[Collected data entries]
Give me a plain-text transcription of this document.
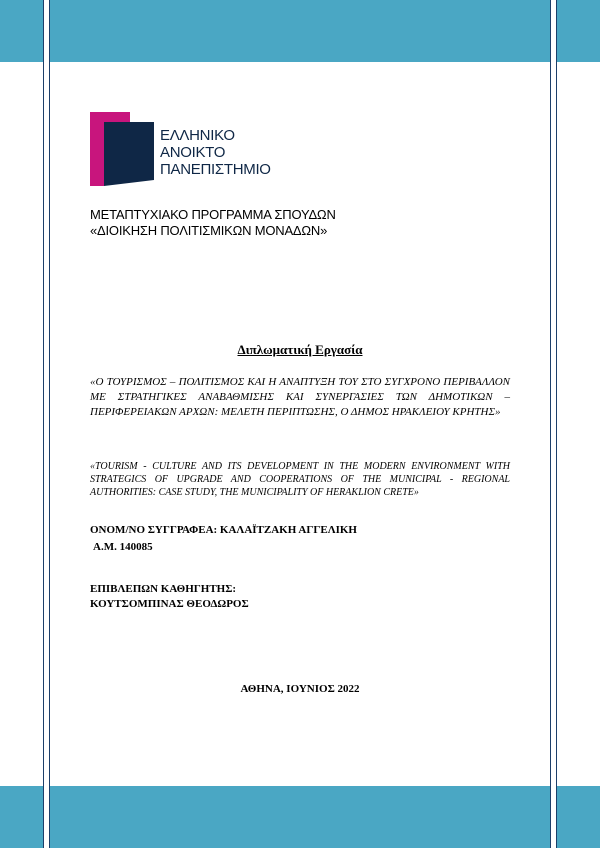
ΕΛΛΗΝΙΚΟ
ΑΝΟΙΚΤΟ
ΠΑΝΕΠΙΣΤΗΜΙΟ
ΜΕΤΑΠΤΥΧΙΑΚΟ ΠΡΟΓΡΑΜΜΑ ΣΠΟΥΔΩΝ
«ΔΙΟΙΚΗΣΗ ΠΟΛΙΤΙΣΜΙΚΩΝ ΜΟΝΑΔΩΝ»
Διπλωματική Εργασία
«Ο ΤΟΥΡΙΣΜΟΣ – ΠΟΛΙΤΙΣΜΟΣ ΚΑΙ Η ΑΝΑΠΤΥΞΗ ΤΟΥ ΣΤΟ ΣΥΓΧΡΟΝΟ ΠΕΡΙΒΑΛΛΟΝ ΜΕ ΣΤΡΑΤΗΓΙΚΕΣ ΑΝΑΒΑΘΜΙΣΗΣ ΚΑΙ ΣΥΝΕΡΓΑΣΙΕΣ ΤΩΝ ΔΗΜΟΤΙΚΩΝ – ΠΕΡΙΦΕΡΕΙΑΚΩΝ ΑΡΧΩΝ: ΜΕΛΕΤΗ ΠΕΡΙΠΤΩΣΗΣ, Ο ΔΗΜΟΣ ΗΡΑΚΛΕΙΟΥ ΚΡΗΤΗΣ»
«TOURISM - CULTURE AND ITS DEVELOPMENT IN THE MODERN ENVIRONMENT WITH STRATEGICS OF UPGRADE AND COOPERATIONS OF THE MUNICIPAL - REGIONAL AUTHORITIES: CASE STUDY, THE MUNICIPALITY OF HERAKLION CRETE»
ΟΝΟΜ/ΝΟ ΣΥΓΓΡΑΦΕΑ: ΚΑΛΑΪΤΖΑΚΗ ΑΓΓΕΛΙΚΗ
Α.Μ. 140085
ΕΠΙΒΛΕΠΩΝ ΚΑΘΗΓΗΤΗΣ:
ΚΟΥΤΣΟΜΠΙΝΑΣ ΘΕΟΔΩΡΟΣ
ΑΘΗΝΑ, ΙΟΥΝΙΟΣ 2022
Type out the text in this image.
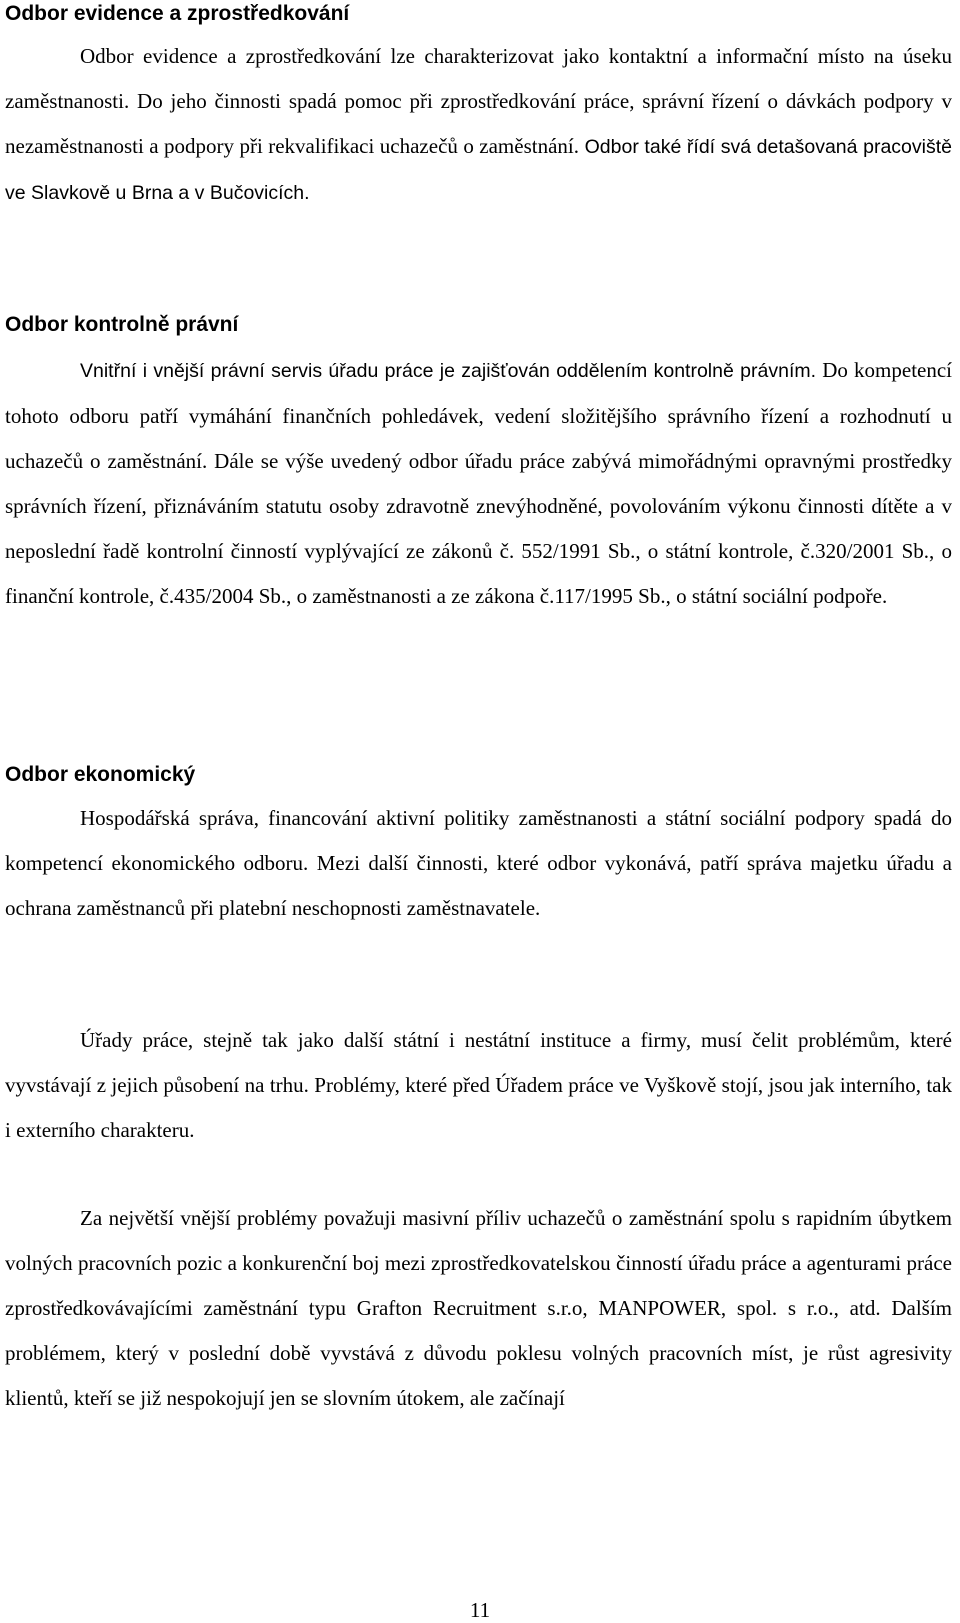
Odbor evidence a zprostředkování

Odbor evidence a zprostředkování lze charakterizovat jako kontaktní a informační místo na úseku zaměstnanosti. Do jeho činnosti spadá pomoc při zprostředkování práce, správní řízení o dávkách podpory v nezaměstnanosti a podpory při rekvalifikaci uchazečů o zaměstnání. Odbor také řídí svá detašovaná pracoviště ve Slavkově u Brna a v Bučovicích.

Odbor kontrolně právní

Vnitřní i vnější právní servis úřadu práce je zajišťován oddělením kontrolně právním. Do kompetencí tohoto odboru patří vymáhání finančních pohledávek, vedení složitějšího správního řízení a rozhodnutí u uchazečů o zaměstnání. Dále se výše uvedený odbor úřadu práce zabývá mimořádnými opravnými prostředky správních řízení, přiznáváním statutu osoby zdravotně znevýhodněné, povolováním výkonu činnosti dítěte a v neposlední řadě kontrolní činností vyplývající ze zákonů č. 552/1991 Sb., o státní kontrole, č.320/2001 Sb., o finanční kontrole, č.435/2004 Sb., o zaměstnanosti a ze zákona č.117/1995 Sb., o státní sociální podpoře.

Odbor ekonomický

Hospodářská správa, financování aktivní politiky zaměstnanosti a státní sociální podpory spadá do kompetencí ekonomického odboru. Mezi další činnosti, které odbor vykonává, patří správa majetku úřadu a ochrana zaměstnanců při platební neschopnosti zaměstnavatele.

Úřady práce, stejně tak jako další státní i nestátní instituce a firmy, musí čelit problémům, které vyvstávají z jejich působení na trhu. Problémy, které před Úřadem práce ve Vyškově stojí, jsou jak interního, tak i externího charakteru.

Za největší vnější problémy považuji masivní příliv uchazečů o zaměstnání spolu s rapidním úbytkem volných pracovních pozic a konkurenční boj mezi zprostředkovatelskou činností úřadu práce a agenturami práce zprostředkovávajícími zaměstnání typu Grafton Recruitment s.r.o, MANPOWER, spol. s r.o., atd. Dalším problémem, který v poslední době vyvstává z důvodu poklesu volných pracovních míst, je růst agresivity klientů, kteří se již nespokojují jen se slovním útokem, ale začínají

11
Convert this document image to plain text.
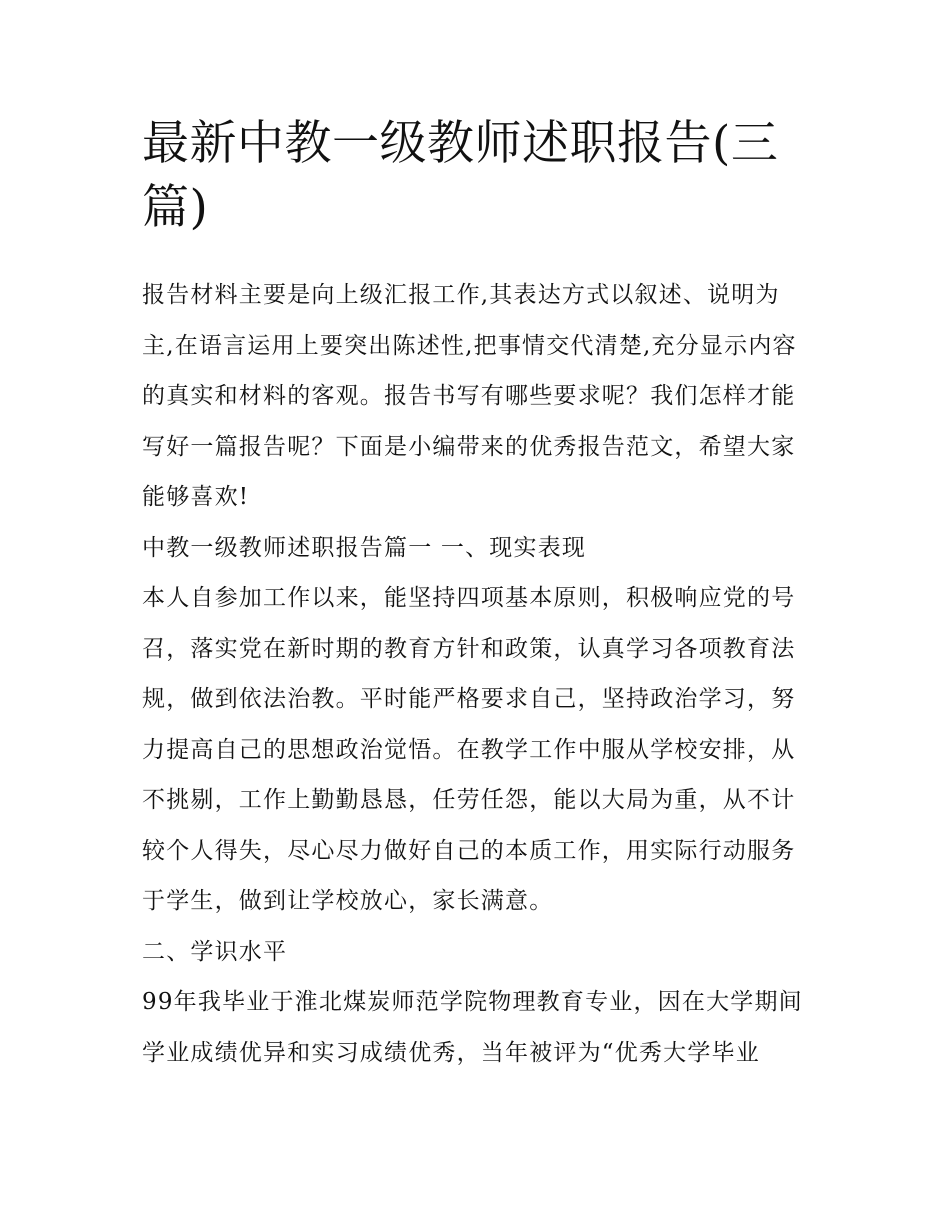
最新中教一级教师述职报告(三篇)

报告材料主要是向上级汇报工作,其表达方式以叙述、说明为主,在语言运用上要突出陈述性,把事情交代清楚,充分显示内容的真实和材料的客观。报告书写有哪些要求呢？我们怎样才能写好一篇报告呢？下面是小编带来的优秀报告范文，希望大家能够喜欢!

中教一级教师述职报告篇一 一、现实表现

本人自参加工作以来，能坚持四项基本原则，积极响应党的号召，落实党在新时期的教育方针和政策，认真学习各项教育法规，做到依法治教。平时能严格要求自己，坚持政治学习，努力提高自己的思想政治觉悟。在教学工作中服从学校安排，从不挑剔，工作上勤勤恳恳，任劳任怨，能以大局为重，从不计较个人得失，尽心尽力做好自己的本质工作，用实际行动服务于学生，做到让学校放心，家长满意。

二、学识水平

99年我毕业于淮北煤炭师范学院物理教育专业，因在大学期间学业成绩优异和实习成绩优秀，当年被评为“优秀大学毕业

# Work to do
Identify every line where the string "zprostředkování" appears.

# Task response
Odbor evidence a zprostředkování
Odbor evidence a zprostředkování lze charakterizovat jako kontaktní a informační místo na úseku zaměstnanosti. Do jeho činnosti spadá pomoc při zprostředkování práce, správní řízení o dávkách podpory v nezaměstnanosti a podpory při rekvalifikaci uchazečů o zaměstnání. Odbor také řídí svá detašovaná pracoviště ve Slavkově u Brna a v Bučovicích.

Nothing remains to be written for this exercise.